Written request a :: In the egg yolk thread below, output the passage that opens with the words "## jpinmaryland (May" and closes with "make custard? Hmm...", copied verbatim.

Page excerpt ::
---*---

# ISO: something w/ 2 egg yolks



## marmar (May 16, 2006)

I made muffins today that only called for egg whites. Miraculously, they were the moistest muffins I've made recently, which was pretty surprising. But anyways,  I have two egg yolks left, and was wondering if there was anything I could do with them that would not end up leaving me with extra whites from needing more than two egg yolks.

Does anyone have any recipes that call for only two egg yolks and is relatively easy to make?

If nobody has anything, I could just add the extra yolks to an omelette or something and make it fattier, but I was hoping I could get something more interesting out of them.


----------



## jpinmaryland (May 16, 2006)

Darn good question! I usually avoid recipes that use yolks or whites only for JUST THAT REASON...

Can you make custard? Hmm...


----------



## htc (May 16, 2006)

You can make vietnamese pork...it's steamed and topped with egg yolks then steamed to let the yolk set and eaten with rice.


----------



## Gretchen (May 17, 2006)

Make a boiled custard base for ice cream--or just to drink.


----------



## amber (May 17, 2006)

You could add it to a stir fry.


----------



## urmaniac13 (May 17, 2006)

Yes, custard cream!!  Whip it with a half litre (pint) of milk, some flour and sugar, and cook in a double boiler until it attains a right consistency.

You can use it for a filling for tart (topped with fruit of your choice), pour over fruit crumbles, or as Gretchen suggested, base for ice cream, or any way your fancy suggests... a very versatile and tasty choice!

---*---

Written request b :: Return the rows below verbatim, from the first row through the one containing "nav-label: Liên hệ bbox=[907, 24, 981, 48]", including both.

---*---

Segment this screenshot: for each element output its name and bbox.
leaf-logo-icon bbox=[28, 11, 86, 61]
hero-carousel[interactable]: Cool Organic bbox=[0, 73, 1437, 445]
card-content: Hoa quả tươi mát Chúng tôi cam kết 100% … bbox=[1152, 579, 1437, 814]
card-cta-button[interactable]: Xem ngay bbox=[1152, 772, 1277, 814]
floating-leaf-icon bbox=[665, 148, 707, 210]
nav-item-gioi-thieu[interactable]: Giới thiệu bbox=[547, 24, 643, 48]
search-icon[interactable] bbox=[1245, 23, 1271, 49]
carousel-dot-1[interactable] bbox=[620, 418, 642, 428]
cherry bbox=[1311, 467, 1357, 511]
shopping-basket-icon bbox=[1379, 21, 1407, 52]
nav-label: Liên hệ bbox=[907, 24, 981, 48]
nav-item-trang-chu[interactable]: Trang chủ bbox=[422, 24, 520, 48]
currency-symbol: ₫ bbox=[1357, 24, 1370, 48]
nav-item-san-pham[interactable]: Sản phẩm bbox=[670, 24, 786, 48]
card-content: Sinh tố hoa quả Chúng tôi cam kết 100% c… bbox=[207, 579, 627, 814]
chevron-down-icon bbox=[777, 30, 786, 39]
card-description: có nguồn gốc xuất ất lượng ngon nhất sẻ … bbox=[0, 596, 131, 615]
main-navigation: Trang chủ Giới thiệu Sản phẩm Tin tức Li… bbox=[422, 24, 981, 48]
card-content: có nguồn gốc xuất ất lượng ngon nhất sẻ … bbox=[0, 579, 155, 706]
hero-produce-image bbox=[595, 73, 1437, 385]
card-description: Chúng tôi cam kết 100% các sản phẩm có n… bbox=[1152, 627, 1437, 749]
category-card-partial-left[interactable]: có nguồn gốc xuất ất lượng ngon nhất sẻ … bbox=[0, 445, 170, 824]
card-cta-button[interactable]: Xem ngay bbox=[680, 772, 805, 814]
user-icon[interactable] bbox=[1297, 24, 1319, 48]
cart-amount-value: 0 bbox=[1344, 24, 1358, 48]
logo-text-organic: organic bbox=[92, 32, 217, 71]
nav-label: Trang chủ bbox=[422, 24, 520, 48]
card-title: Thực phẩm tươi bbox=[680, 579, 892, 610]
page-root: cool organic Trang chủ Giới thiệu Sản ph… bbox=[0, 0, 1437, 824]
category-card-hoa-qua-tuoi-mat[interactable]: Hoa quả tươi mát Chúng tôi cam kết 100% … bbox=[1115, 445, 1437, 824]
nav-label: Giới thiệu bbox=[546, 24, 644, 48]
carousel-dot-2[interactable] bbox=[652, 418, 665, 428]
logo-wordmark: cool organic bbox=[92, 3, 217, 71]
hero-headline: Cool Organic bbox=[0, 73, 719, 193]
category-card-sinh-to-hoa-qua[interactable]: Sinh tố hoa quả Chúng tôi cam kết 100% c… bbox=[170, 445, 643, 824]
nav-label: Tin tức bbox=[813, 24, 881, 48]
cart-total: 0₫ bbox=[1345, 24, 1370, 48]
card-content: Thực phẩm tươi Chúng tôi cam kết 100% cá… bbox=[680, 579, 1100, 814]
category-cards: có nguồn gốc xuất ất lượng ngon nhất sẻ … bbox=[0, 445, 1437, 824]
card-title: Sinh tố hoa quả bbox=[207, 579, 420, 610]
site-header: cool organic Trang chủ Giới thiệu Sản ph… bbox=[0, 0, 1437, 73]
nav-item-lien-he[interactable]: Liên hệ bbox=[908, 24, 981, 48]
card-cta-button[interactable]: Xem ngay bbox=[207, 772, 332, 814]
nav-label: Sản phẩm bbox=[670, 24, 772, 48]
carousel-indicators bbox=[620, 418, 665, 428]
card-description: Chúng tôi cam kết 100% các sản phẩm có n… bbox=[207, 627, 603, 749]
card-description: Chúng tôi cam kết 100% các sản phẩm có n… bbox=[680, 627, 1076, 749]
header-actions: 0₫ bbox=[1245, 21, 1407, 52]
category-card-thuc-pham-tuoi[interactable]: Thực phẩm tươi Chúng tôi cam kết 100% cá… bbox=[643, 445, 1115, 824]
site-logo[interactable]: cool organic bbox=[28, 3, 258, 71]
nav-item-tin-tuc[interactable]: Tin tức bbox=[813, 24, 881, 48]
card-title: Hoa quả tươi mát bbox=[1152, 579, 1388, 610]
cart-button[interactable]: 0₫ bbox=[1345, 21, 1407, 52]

---*---

Written response a ::
## jpinmaryland (May 16, 2006)

Darn good question! I usually avoid recipes that use yolks or whites only for JUST THAT REASON...

Can you make custard? Hmm...

Written response b ::
Segment this screenshot: for each element output its name and bbox.
leaf-logo-icon bbox=[28, 11, 86, 61]
hero-carousel[interactable]: Cool Organic bbox=[0, 73, 1437, 445]
card-content: Hoa quả tươi mát Chúng tôi cam kết 100% … bbox=[1152, 579, 1437, 814]
card-cta-button[interactable]: Xem ngay bbox=[1152, 772, 1277, 814]
floating-leaf-icon bbox=[665, 148, 707, 210]
nav-item-gioi-thieu[interactable]: Giới thiệu bbox=[547, 24, 643, 48]
search-icon[interactable] bbox=[1245, 23, 1271, 49]
carousel-dot-1[interactable] bbox=[620, 418, 642, 428]
cherry bbox=[1311, 467, 1357, 511]
shopping-basket-icon bbox=[1379, 21, 1407, 52]
nav-label: Liên hệ bbox=[907, 24, 981, 48]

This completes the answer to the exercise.